++++ Input rows

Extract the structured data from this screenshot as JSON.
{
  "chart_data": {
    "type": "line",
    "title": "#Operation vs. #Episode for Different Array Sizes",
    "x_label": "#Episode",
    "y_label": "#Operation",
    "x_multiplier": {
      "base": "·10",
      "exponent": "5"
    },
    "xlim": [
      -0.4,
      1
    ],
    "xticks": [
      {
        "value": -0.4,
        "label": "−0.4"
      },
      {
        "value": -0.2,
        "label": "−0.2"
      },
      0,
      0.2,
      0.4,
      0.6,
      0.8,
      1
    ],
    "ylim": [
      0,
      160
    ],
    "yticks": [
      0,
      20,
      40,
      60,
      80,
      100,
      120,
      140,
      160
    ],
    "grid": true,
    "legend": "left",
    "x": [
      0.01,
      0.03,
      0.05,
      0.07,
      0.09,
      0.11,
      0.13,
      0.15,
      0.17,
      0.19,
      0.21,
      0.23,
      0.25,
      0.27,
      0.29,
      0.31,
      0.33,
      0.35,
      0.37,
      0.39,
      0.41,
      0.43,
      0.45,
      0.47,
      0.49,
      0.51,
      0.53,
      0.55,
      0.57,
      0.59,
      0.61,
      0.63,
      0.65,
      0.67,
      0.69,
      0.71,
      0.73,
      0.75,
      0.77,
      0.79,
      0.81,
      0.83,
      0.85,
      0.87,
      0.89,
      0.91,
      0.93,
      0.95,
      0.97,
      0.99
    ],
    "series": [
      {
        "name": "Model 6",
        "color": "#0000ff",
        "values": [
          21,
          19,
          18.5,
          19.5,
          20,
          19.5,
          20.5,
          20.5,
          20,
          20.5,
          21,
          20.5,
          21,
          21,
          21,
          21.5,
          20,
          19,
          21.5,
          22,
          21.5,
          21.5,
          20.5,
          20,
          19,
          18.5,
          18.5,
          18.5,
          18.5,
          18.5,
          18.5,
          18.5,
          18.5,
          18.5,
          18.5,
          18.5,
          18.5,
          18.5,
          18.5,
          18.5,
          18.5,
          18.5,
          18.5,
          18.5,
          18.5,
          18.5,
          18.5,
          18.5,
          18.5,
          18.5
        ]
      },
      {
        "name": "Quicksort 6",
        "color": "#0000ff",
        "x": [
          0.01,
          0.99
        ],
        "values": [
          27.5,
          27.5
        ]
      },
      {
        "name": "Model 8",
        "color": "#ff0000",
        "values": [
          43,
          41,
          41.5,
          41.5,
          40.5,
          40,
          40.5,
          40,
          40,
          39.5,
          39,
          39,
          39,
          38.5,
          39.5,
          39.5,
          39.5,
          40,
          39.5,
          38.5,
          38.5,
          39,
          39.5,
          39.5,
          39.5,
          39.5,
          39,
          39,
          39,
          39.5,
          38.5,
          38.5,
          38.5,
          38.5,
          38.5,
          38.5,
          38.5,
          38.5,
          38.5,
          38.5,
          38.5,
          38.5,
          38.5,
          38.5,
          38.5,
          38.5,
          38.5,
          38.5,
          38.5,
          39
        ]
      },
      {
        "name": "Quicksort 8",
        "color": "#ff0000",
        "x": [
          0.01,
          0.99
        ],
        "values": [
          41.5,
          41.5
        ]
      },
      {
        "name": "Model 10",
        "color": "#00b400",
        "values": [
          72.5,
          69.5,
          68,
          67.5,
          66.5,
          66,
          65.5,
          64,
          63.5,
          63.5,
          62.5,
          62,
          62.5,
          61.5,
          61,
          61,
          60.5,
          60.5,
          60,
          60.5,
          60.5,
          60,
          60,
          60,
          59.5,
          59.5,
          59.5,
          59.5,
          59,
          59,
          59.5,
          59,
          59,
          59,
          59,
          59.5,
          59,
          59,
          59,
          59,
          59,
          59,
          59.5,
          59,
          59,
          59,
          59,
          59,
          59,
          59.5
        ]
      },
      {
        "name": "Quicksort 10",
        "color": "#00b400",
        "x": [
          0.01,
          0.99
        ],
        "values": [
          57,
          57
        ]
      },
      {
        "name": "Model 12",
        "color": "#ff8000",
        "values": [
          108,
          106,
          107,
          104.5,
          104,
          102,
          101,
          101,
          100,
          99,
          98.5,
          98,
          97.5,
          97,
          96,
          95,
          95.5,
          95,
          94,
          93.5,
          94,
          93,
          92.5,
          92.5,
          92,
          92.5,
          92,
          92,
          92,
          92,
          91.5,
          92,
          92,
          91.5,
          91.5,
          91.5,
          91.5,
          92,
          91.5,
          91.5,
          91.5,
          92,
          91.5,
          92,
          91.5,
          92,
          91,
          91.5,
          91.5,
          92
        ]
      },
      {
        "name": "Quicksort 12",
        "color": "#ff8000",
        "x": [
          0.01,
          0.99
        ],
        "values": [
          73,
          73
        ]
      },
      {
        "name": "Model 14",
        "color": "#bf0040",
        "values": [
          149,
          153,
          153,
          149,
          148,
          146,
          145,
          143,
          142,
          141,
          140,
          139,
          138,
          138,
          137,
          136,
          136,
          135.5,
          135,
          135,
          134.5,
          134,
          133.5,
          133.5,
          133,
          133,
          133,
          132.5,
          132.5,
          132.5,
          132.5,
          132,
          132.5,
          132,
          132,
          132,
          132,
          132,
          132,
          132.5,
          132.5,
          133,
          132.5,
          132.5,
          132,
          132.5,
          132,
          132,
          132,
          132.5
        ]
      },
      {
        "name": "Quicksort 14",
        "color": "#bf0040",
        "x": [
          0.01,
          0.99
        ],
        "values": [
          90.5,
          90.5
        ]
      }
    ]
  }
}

++++++++

The request
Write out the data exactly as it stands.

Expected output
Extract the structured data from this screenshot as JSON.
{
  "chart_data": {
    "type": "line",
    "title": "#Operation vs. #Episode for Different Array Sizes",
    "x_label": "#Episode",
    "y_label": "#Operation",
    "x_multiplier": {
      "base": "·10",
      "exponent": "5"
    },
    "xlim": [
      -0.4,
      1
    ],
    "xticks": [
      {
        "value": -0.4,
        "label": "−0.4"
      },
      {
        "value": -0.2,
        "label": "−0.2"
      },
      0,
      0.2,
      0.4,
      0.6,
      0.8,
      1
    ],
    "ylim": [
      0,
      160
    ],
    "yticks": [
      0,
      20,
      40,
      60,
      80,
      100,
      120,
      140,
      160
    ],
    "grid": true,
    "legend": "left",
    "x": [
      0.01,
      0.03,
      0.05,
      0.07,
      0.09,
      0.11,
      0.13,
      0.15,
      0.17,
      0.19,
      0.21,
      0.23,
      0.25,
      0.27,
      0.29,
      0.31,
      0.33,
      0.35,
      0.37,
      0.39,
      0.41,
      0.43,
      0.45,
      0.47,
      0.49,
      0.51,
      0.53,
      0.55,
      0.57,
      0.59,
      0.61,
      0.63,
      0.65,
      0.67,
      0.69,
      0.71,
      0.73,
      0.75,
      0.77,
      0.79,
      0.81,
      0.83,
      0.85,
      0.87,
      0.89,
      0.91,
      0.93,
      0.95,
      0.97,
      0.99
    ],
    "series": [
      {
        "name": "Model 6",
        "color": "#0000ff",
        "values": [
          21,
          19,
          18.5,
          19.5,
          20,
          19.5,
          20.5,
          20.5,
          20,
          20.5,
          21,
          20.5,
          21,
          21,
          21,
          21.5,
          20,
          19,
          21.5,
          22,
          21.5,
          21.5,
          20.5,
          20,
          19,
          18.5,
          18.5,
          18.5,
          18.5,
          18.5,
          18.5,
          18.5,
          18.5,
          18.5,
          18.5,
          18.5,
          18.5,
          18.5,
          18.5,
          18.5,
          18.5,
          18.5,
          18.5,
          18.5,
          18.5,
          18.5,
          18.5,
          18.5,
          18.5,
          18.5
        ]
      },
      {
        "name": "Quicksort 6",
        "color": "#0000ff",
        "x": [
          0.01,
          0.99
        ],
        "values": [
          27.5,
          27.5
        ]
      },
      {
        "name": "Model 8",
        "color": "#ff0000",
        "values": [
          43,
          41,
          41.5,
          41.5,
          40.5,
          40,
          40.5,
          40,
          40,
          39.5,
          39,
          39,
          39,
          38.5,
          39.5,
          39.5,
          39.5,
          40,
          39.5,
          38.5,
          38.5,
          39,
          39.5,
          39.5,
          39.5,
          39.5,
          39,
          39,
          39,
          39.5,
          38.5,
          38.5,
          38.5,
          38.5,
          38.5,
          38.5,
          38.5,
          38.5,
          38.5,
          38.5,
          38.5,
          38.5,
          38.5,
          38.5,
          38.5,
          38.5,
          38.5,
          38.5,
          38.5,
          39
        ]
      },
      {
        "name": "Quicksort 8",
        "color": "#ff0000",
        "x": [
          0.01,
          0.99
        ],
        "values": [
          41.5,
          41.5
        ]
      },
      {
        "name": "Model 10",
        "color": "#00b400",
        "values": [
          72.5,
          69.5,
          68,
          67.5,
          66.5,
          66,
          65.5,
          64,
          63.5,
          63.5,
          62.5,
          62,
          62.5,
          61.5,
          61,
          61,
          60.5,
          60.5,
          60,
          60.5,
          60.5,
          60,
          60,
          60,
          59.5,
          59.5,
          59.5,
          59.5,
          59,
          59,
          59.5,
          59,
          59,
          59,
          59,
          59.5,
          59,
          59,
          59,
          59,
          59,
          59,
          59.5,
          59,
          59,
          59,
          59,
          59,
          59,
          59.5
        ]
      },
      {
        "name": "Quicksort 10",
        "color": "#00b400",
        "x": [
          0.01,
          0.99
        ],
        "values": [
          57,
          57
        ]
      },
      {
        "name": "Model 12",
        "color": "#ff8000",
        "values": [
          108,
          106,
          107,
          104.5,
          104,
          102,
          101,
          101,
          100,
          99,
          98.5,
          98,
          97.5,
          97,
          96,
          95,
          95.5,
          95,
          94,
          93.5,
          94,
          93,
          92.5,
          92.5,
          92,
          92.5,
          92,
          92,
          92,
          92,
          91.5,
          92,
          92,
          91.5,
          91.5,
          91.5,
          91.5,
          92,
          91.5,
          91.5,
          91.5,
          92,
          91.5,
          92,
          91.5,
          92,
          91,
          91.5,
          91.5,
          92
        ]
      },
      {
        "name": "Quicksort 12",
        "color": "#ff8000",
        "x": [
          0.01,
          0.99
        ],
        "values": [
          73,
          73
        ]
      },
      {
        "name": "Model 14",
        "color": "#bf0040",
        "values": [
          149,
          153,
          153,
          149,
          148,
          146,
          145,
          143,
          142,
          141,
          140,
          139,
          138,
          138,
          137,
          136,
          136,
          135.5,
          135,
          135,
          134.5,
          134,
          133.5,
          133.5,
          133,
          133,
          133,
          132.5,
          132.5,
          132.5,
          132.5,
          132,
          132.5,
          132,
          132,
          132,
          132,
          132,
          132,
          132.5,
          132.5,
          133,
          132.5,
          132.5,
          132,
          132.5,
          132,
          132,
          132,
          132.5
        ]
      },
      {
        "name": "Quicksort 14",
        "color": "#bf0040",
        "x": [
          0.01,
          0.99
        ],
        "values": [
          90.5,
          90.5
        ]
      }
    ]
  }
}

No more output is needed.